▸ **Objective**: Find the lines holding the word "XSHOOTER" and collect them.

▸ **Given information**:
-- -- --

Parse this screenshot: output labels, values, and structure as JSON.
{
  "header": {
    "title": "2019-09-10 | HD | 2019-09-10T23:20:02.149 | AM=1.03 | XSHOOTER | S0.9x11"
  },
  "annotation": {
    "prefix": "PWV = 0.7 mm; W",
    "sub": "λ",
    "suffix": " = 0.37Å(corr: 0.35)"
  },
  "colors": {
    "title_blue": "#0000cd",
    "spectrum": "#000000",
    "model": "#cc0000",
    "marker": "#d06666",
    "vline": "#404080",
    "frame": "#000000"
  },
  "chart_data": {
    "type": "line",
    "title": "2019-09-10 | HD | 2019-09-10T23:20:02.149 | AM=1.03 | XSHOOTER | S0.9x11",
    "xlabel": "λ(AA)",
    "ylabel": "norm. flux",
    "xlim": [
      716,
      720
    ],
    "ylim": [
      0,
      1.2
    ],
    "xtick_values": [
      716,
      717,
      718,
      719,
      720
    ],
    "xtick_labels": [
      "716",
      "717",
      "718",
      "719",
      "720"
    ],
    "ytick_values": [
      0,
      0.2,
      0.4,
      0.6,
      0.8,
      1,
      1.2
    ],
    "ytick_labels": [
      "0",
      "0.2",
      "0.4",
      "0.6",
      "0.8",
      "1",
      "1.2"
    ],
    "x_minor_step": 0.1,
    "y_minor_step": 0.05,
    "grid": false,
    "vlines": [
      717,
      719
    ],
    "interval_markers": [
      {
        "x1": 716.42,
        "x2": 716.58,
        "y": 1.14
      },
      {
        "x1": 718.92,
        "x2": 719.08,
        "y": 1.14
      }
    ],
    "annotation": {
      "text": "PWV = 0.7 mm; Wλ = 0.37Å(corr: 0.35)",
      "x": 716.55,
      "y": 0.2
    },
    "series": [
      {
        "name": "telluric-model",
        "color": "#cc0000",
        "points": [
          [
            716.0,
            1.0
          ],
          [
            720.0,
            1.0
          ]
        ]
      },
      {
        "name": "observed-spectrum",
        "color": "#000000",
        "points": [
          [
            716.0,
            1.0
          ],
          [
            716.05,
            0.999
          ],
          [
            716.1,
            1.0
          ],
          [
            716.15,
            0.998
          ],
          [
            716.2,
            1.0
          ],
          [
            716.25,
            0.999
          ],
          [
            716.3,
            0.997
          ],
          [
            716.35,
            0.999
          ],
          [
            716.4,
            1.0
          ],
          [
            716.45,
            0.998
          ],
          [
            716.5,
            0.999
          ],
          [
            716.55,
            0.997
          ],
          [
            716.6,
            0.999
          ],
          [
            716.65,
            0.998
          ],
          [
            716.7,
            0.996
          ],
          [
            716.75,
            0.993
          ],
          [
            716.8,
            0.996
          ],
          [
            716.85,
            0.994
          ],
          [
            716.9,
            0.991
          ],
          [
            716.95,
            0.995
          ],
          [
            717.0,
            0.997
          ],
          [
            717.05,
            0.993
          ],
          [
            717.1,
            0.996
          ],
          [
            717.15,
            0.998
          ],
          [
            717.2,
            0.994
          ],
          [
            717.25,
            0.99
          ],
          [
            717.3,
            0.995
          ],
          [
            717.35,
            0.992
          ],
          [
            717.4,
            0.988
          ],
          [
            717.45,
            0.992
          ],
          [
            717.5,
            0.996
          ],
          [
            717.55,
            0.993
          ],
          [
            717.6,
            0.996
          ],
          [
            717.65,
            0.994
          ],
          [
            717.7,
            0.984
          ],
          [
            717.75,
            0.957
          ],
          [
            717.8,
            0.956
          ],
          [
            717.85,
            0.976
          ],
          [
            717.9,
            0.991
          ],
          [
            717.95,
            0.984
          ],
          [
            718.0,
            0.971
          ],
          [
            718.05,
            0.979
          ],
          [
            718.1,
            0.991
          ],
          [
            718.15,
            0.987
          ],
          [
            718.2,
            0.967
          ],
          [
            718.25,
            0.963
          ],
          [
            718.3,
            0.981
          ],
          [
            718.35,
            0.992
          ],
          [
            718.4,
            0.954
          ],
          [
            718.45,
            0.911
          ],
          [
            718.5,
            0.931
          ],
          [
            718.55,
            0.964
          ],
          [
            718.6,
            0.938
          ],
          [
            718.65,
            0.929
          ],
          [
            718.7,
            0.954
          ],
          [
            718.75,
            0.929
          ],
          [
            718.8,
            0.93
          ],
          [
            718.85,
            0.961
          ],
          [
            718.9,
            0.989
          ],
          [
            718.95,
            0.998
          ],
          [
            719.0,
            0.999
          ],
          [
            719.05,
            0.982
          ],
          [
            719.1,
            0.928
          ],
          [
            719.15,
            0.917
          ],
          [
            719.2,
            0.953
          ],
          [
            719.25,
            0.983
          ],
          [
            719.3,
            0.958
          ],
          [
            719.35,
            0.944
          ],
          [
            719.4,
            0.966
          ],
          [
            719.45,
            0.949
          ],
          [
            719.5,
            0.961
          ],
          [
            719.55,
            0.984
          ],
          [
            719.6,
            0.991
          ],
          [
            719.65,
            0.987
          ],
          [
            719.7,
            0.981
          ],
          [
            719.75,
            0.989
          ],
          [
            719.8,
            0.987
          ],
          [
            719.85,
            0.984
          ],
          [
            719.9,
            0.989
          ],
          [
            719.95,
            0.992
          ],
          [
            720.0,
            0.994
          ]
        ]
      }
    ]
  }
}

-- -- --

▸ **Written answer**:
    "title": "2019-09-10 | HD | 2019-09-10T23:20:02.149 | AM=1.03 | XSHOOTER | S0.9x11"
    "title": "2019-09-10 | HD | 2019-09-10T23:20:02.149 | AM=1.03 | XSHOOTER | S0.9x11",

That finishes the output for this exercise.